▶ [Work to do]:
Reproduce each line that includes the word "true".
╭─ Excerpted records
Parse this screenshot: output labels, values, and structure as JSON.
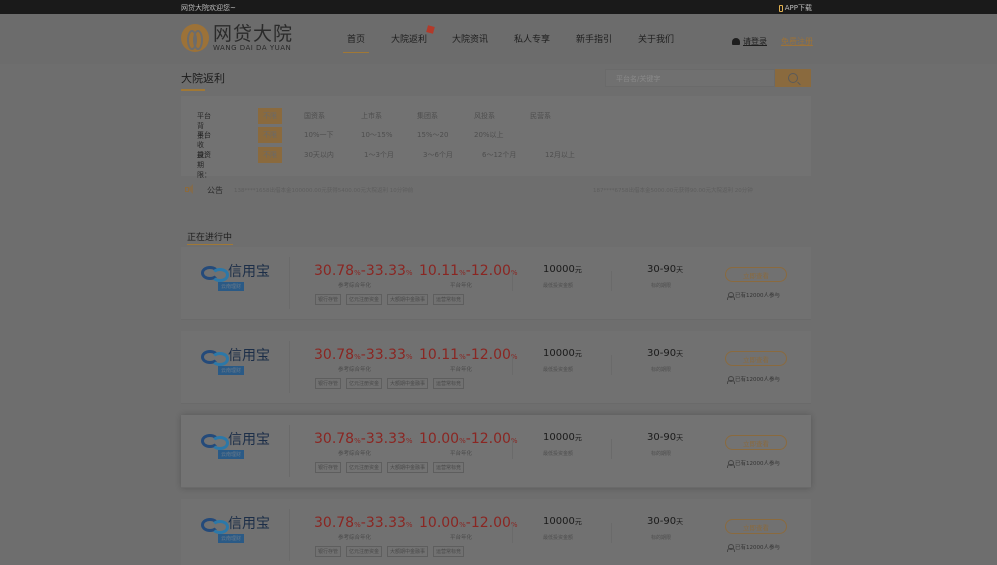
{
  "topbar": {
    "welcome": "网贷大院欢迎您~",
    "app_download": "APP下载"
  },
  "logo": {
    "cn": "网贷大院",
    "en": "WANG DAI DA YUAN"
  },
  "nav": [
    {
      "label": "首页",
      "active": true
    },
    {
      "label": "大院返利",
      "active": false,
      "badge": true
    },
    {
      "label": "大院资讯",
      "active": false
    },
    {
      "label": "私人专享",
      "active": false
    },
    {
      "label": "新手指引",
      "active": false
    },
    {
      "label": "关于我们",
      "active": false
    }
  ],
  "auth": {
    "login": "请登录",
    "register": "免费注册"
  },
  "page": {
    "title": "大院返利",
    "search_placeholder": "平台名/关键字"
  },
  "filters": [
    {
      "label": "平台背景：",
      "options": [
        "不限",
        "国资系",
        "上市系",
        "集团系",
        "风投系",
        "民营系"
      ]
    },
    {
      "label": "平台收益：",
      "options": [
        "不限",
        "10%一下",
        "10～15%",
        "15%～20",
        "20%以上"
      ]
    },
    {
      "label": "投资期限：",
      "options": [
        "不限",
        "30天以内",
        "1～3个月",
        "3～6个月",
        "6～12个月",
        "12月以上"
      ]
    }
  ],
  "notice": {
    "label": "公告",
    "messages": [
      "138****1658出借本金100000.00元获得5400.00元大院返利 10分钟前",
      "187****6758出借本金5000.00元获得90.00元大院返利 20分钟"
    ]
  },
  "section_title": "正在进行中",
  "products": [
    {
      "platform": "信用宝",
      "tag": "云南理财",
      "ref_rate_low": "30.78",
      "ref_rate_high": "33.33",
      "ref_label": "参考综合年化",
      "plat_rate_low": "10.11",
      "plat_rate_high": "12.00",
      "plat_label": "平台年化",
      "amount": "10000",
      "amount_unit": "元",
      "amount_label": "最低投资金额",
      "term": "30-90",
      "term_unit": "天",
      "term_label": "标的期限",
      "button": "立即查看",
      "participants": "已有12000人参与",
      "badges": [
        "银行存管",
        "亿元注册资金",
        "大额期中金融事",
        "运营常标竞"
      ],
      "highlight": false
    },
    {
      "platform": "信用宝",
      "tag": "云南理财",
      "ref_rate_low": "30.78",
      "ref_rate_high": "33.33",
      "ref_label": "参考综合年化",
      "plat_rate_low": "10.11",
      "plat_rate_high": "12.00",
      "plat_label": "平台年化",
      "amount": "10000",
      "amount_unit": "元",
      "amount_label": "最低投资金额",
      "term": "30-90",
      "term_unit": "天",
      "term_label": "标的期限",
      "button": "立即查看",
      "participants": "已有12000人参与",
      "badges": [
        "银行存管",
        "亿元注册资金",
        "大额期中金融事",
        "运营常标竞"
      ],
      "highlight": false
    },
    {
      "platform": "信用宝",
      "tag": "云南理财",
      "ref_rate_low": "30.78",
      "ref_rate_high": "33.33",
      "ref_label": "参考综合年化",
      "plat_rate_low": "10.00",
      "plat_rate_high": "12.00",
      "plat_label": "平台年化",
      "amount": "10000",
      "amount_unit": "元",
      "amount_label": "最低投资金额",
      "term": "30-90",
      "term_unit": "天",
      "term_label": "标的期限",
      "button": "立即查看",
      "participants": "已有12000人参与",
      "badges": [
        "银行存管",
        "亿元注册资金",
        "大额期中金融事",
        "运营常标竞"
      ],
      "highlight": true
    },
    {
      "platform": "信用宝",
      "tag": "云南理财",
      "ref_rate_low": "30.78",
      "ref_rate_high": "33.33",
      "ref_label": "参考综合年化",
      "plat_rate_low": "10.00",
      "plat_rate_high": "12.00",
      "plat_label": "平台年化",
      "amount": "10000",
      "amount_unit": "元",
      "amount_label": "最低投资金额",
      "term": "30-90",
      "term_unit": "天",
      "term_label": "标的期限",
      "button": "立即查看",
      "participants": "已有12000人参与",
      "badges": [
        "银行存管",
        "亿元注册资金",
        "大额期中金融事",
        "运营常标竞"
      ],
      "highlight": false
    }
  ],
  "colors": {
    "accent": "#a07836",
    "rate_red": "#8a2622",
    "overlay_gray": "#6e6e6e"
  }
}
╰─
▶ [Solution to the problem]:
      "active": true
      "badge": true
      "highlight": true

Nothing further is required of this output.